Uskup Minta AS Jangan Tutup Pintu bagi Imigran
WASHINGTON DC, SATUHARAPAN.COM – Kepala dari US Bishops Committee on Migration atau Komite Migrasi dari Keuskupan Amerika Serikat, Joe Vasquez, dari Austin, Texas, meminta Pemerintah Amerika Serikat (AS) menghentikan kebijakan pembatasan imigran karena kebijakan tersebut salah.
“Kami terganggu dengan konsekuensi yang ditimbulkan terhadap sekelompok orang yang berhubungan dengan perintah eksekutif yang berhubungan dengan penerimaan pengungsi dan larangan perjalanan,” kata Vasquez pada hari Senin (6/3).
Vasquez mengatakan saat ini keuskupan menilai kebijakan yang dikeluarkan Pemerintah Amerika Serikat berpotensi menimbulkan banyak korban jiwa.
“US Catholic Bishops sejak lama menyadari pentingnya keselamatan publik dan akan menyambut langkah yang wajar dan perlu,” kata dia.
US Catholic Bishops, kata dia, menilai sejumlah imigran sejak lama sudah mengalami proses pemeriksaan yang paling ketat di Amerika Serikat. “Saat ini kami melihat tidak ada manfaatnya bila menghentikan masuknya imigran,” kata dia.
Wakil presiden Catholic Relief Services untuk advokasi dan hubungan dengan pemerintah, Bill O'Keefe, mengatakan dengan banyaknya imigran yang berada di Amerika Serikat (AS) sejak Perang Dunia II, seharusnya sejumlah pemimpin dunia menangguhkan berbagai kebijakan terkait dengan imigran.
Trump pada hari Senin (6/3) mengeluarkan perintah eksekutif yang telah direvisi berkaitan dengan imigrasi dan penerimaan pengungsi. Perintah yang baru tersebut merupakan pembatalan terhadap surat perintah sebelumnya.

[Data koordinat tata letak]
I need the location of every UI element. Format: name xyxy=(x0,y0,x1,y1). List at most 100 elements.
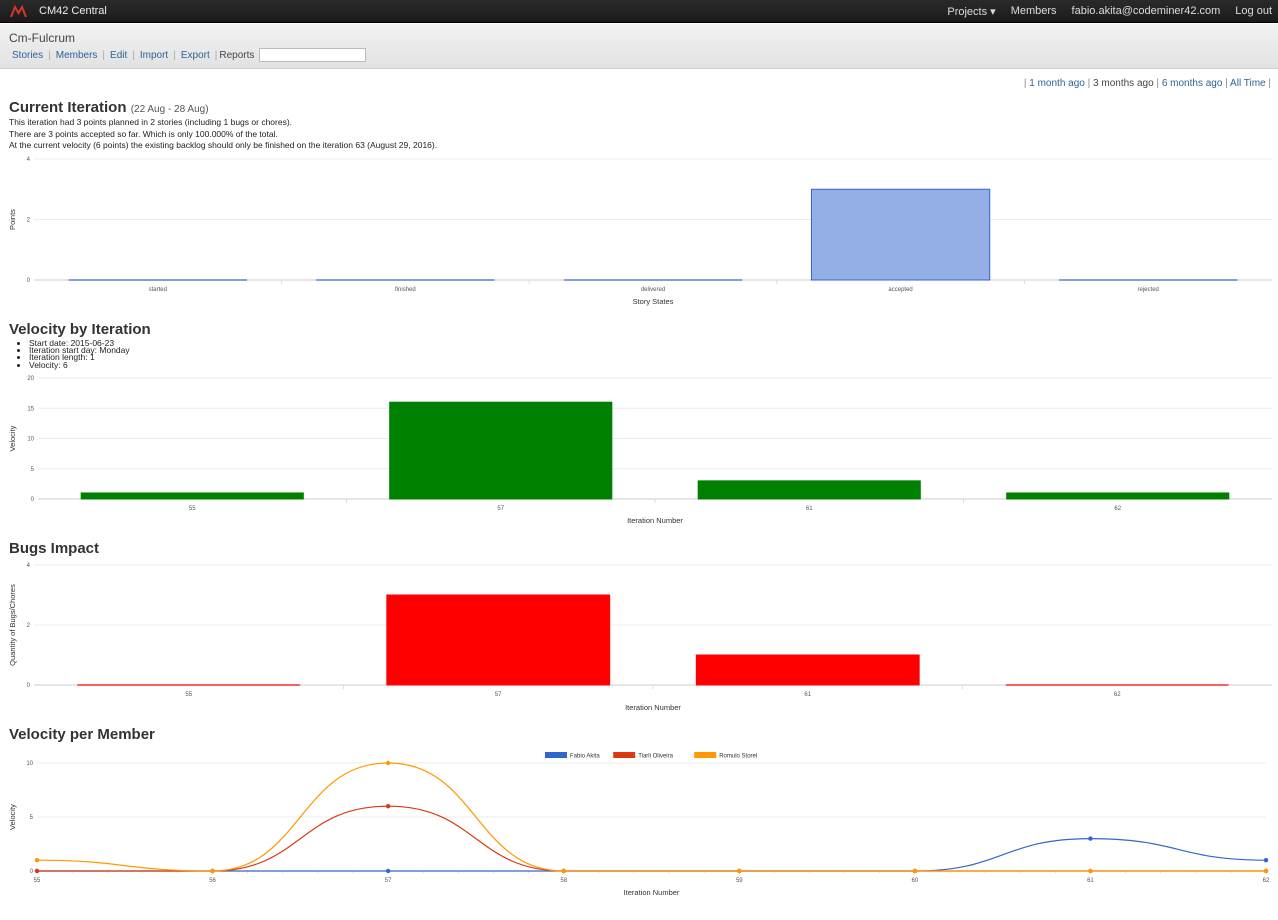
time-range-selector: | 1 month ago | 3 months ago | 6 months … xyxy=(1024,78,1271,89)
data-point xyxy=(385,760,391,766)
legend-swatch xyxy=(613,752,636,758)
x-tick-label: rejected xyxy=(1138,287,1159,293)
data-point xyxy=(912,868,918,874)
logo-icon[interactable] xyxy=(10,4,27,18)
x-tick-label: accepted xyxy=(888,287,912,293)
range-separator: | xyxy=(1023,78,1027,89)
summary-line: There are 3 points accepted so far. Whic… xyxy=(9,128,278,139)
x-tick-label: 57 xyxy=(495,692,502,698)
x-axis-label: Iteration Number xyxy=(625,703,681,712)
data-point xyxy=(385,804,391,809)
projects-menu[interactable]: Projects ▾ xyxy=(947,5,995,18)
legend-label: Romulo Storel xyxy=(719,754,757,760)
data-point xyxy=(34,868,40,874)
y-tick-label: 10 xyxy=(26,761,33,767)
project-header: Cm-Fulcrum Stories | Members | Edit | Impor… xyxy=(0,24,1278,69)
data-point xyxy=(210,868,215,874)
info-velocity: Velocity: 6 xyxy=(29,360,130,369)
x-tick-label: 57 xyxy=(497,506,504,512)
data-point xyxy=(1088,868,1093,874)
project-tabs: Stories | Members | Edit | Import | Export | … xyxy=(7,48,367,62)
range-separator: | xyxy=(1225,78,1228,89)
x-tick-label: 55 xyxy=(185,692,192,698)
x-tick-label: delivered xyxy=(641,287,665,293)
x-tick-label: 56 xyxy=(209,878,216,884)
y-axis-label: Quantity of Bugs/Chores xyxy=(8,584,17,666)
data-point xyxy=(1263,868,1269,874)
top-nav: Projects ▾ Members fabio.akita@codeminer… xyxy=(932,5,1272,18)
bar xyxy=(810,188,991,281)
project-title: Cm-Fulcrum xyxy=(9,31,75,45)
velocity-heading: Velocity by Iteration xyxy=(9,321,151,338)
x-axis-label: Story States xyxy=(633,297,674,306)
tab-import[interactable]: Import xyxy=(135,50,173,61)
bugs-impact-chart: 0 2 4 Quantity of Bugs/Chores Iteration Numb… xyxy=(8,563,1272,712)
members-link[interactable]: Members xyxy=(1011,5,1057,18)
x-tick-label: 61 xyxy=(806,506,813,512)
iteration-summary: This iteration had 3 points planned in 2… xyxy=(9,117,437,152)
summary-line: At the current velocity (6 points) the e… xyxy=(9,140,438,150)
series-line xyxy=(37,837,1267,872)
data-point xyxy=(385,868,391,874)
summary-line: This iteration had 3 points planned in 2… xyxy=(9,117,293,127)
tab-reports[interactable]: Reports xyxy=(217,50,257,61)
y-tick-label: 0 xyxy=(27,683,31,689)
y-tick-label: 2 xyxy=(27,623,31,629)
range-separator: | xyxy=(1268,78,1271,89)
y-tick-label: 10 xyxy=(27,437,34,443)
story-states-chart: 0 2 4 Points Story States started finished deli… xyxy=(8,157,1272,306)
logout-link[interactable]: Log out xyxy=(1235,5,1272,18)
x-tick-label: 55 xyxy=(34,878,41,884)
x-tick-label: 61 xyxy=(804,692,811,698)
velocity-by-iteration-chart: 0 5 10 15 20 Velocity Iteration Number 55 57 61 62 xyxy=(8,376,1272,525)
y-tick-label: 2 xyxy=(27,218,31,224)
range-all-time[interactable]: All Time xyxy=(1230,78,1266,89)
y-axis-label: Velocity xyxy=(8,804,17,830)
brand-name[interactable]: CM42 Central xyxy=(39,5,107,17)
x-tick-label: 61 xyxy=(1087,878,1094,884)
velocity-per-member-heading: Velocity per Member xyxy=(9,726,155,743)
bar xyxy=(695,654,920,686)
y-axis-label: Velocity xyxy=(8,425,17,451)
x-tick-label: started xyxy=(149,287,167,293)
y-tick-label: 4 xyxy=(27,157,31,163)
bar xyxy=(80,492,304,500)
x-tick-label: 58 xyxy=(560,878,567,884)
velocity-per-member-chart: 0 5 10 Velocity Iteration Number 55 56 57 58 59 60… xyxy=(8,752,1270,897)
y-tick-label: 0 xyxy=(30,869,34,875)
data-point xyxy=(1263,858,1269,863)
current-iteration-heading: Current Iteration (22 Aug - 28 Aug) xyxy=(9,99,209,116)
legend-label: Tiarli Oliveira xyxy=(638,754,673,760)
velocity-info-list: Start date: 2015-06-23 Iteration start d… xyxy=(18,339,130,369)
y-tick-label: 5 xyxy=(30,815,34,821)
data-point xyxy=(1088,836,1093,841)
bugs-impact-heading: Bugs Impact xyxy=(9,540,100,557)
y-tick-label: 20 xyxy=(27,376,34,382)
top-navbar: CM42 Central Projects ▾ Members fabio.ak… xyxy=(0,0,1278,23)
data-point xyxy=(561,868,566,874)
user-email-link[interactable]: fabio.akita@codeminer42.com xyxy=(1072,5,1221,18)
range-6-months[interactable]: 6 months ago xyxy=(1162,78,1223,89)
tab-edit[interactable]: Edit xyxy=(105,50,132,61)
range-1-month[interactable]: 1 month ago xyxy=(1029,78,1085,89)
bar xyxy=(1006,492,1230,500)
x-tick-label: 57 xyxy=(385,878,392,884)
y-axis-label: Points xyxy=(8,209,17,230)
tab-members[interactable]: Members xyxy=(51,50,103,61)
iteration-dates: (22 Aug - 28 Aug) xyxy=(130,104,209,115)
data-point xyxy=(737,868,742,874)
search-input[interactable] xyxy=(259,48,367,62)
x-tick-label: 62 xyxy=(1114,506,1121,512)
y-tick-label: 0 xyxy=(27,278,31,284)
legend-swatch xyxy=(545,752,567,758)
x-tick-label: 55 xyxy=(189,506,196,512)
current-iteration-title: Current Iteration xyxy=(9,99,127,116)
x-axis-label: Iteration Number xyxy=(627,516,683,525)
legend-label: Fabio Akita xyxy=(570,754,600,760)
x-axis-label: Iteration Number xyxy=(624,888,680,897)
legend-swatch xyxy=(694,752,717,758)
range-3-months-current: 3 months ago xyxy=(1093,78,1154,89)
y-tick-label: 5 xyxy=(31,467,35,473)
tab-export[interactable]: Export xyxy=(176,50,215,61)
tab-stories[interactable]: Stories xyxy=(7,50,48,61)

* TUJUAN *
Menurut teks sumber, Joe Vasquez berasal dari kota mana?

* JAWABAN BENAR *
Austin, Texas.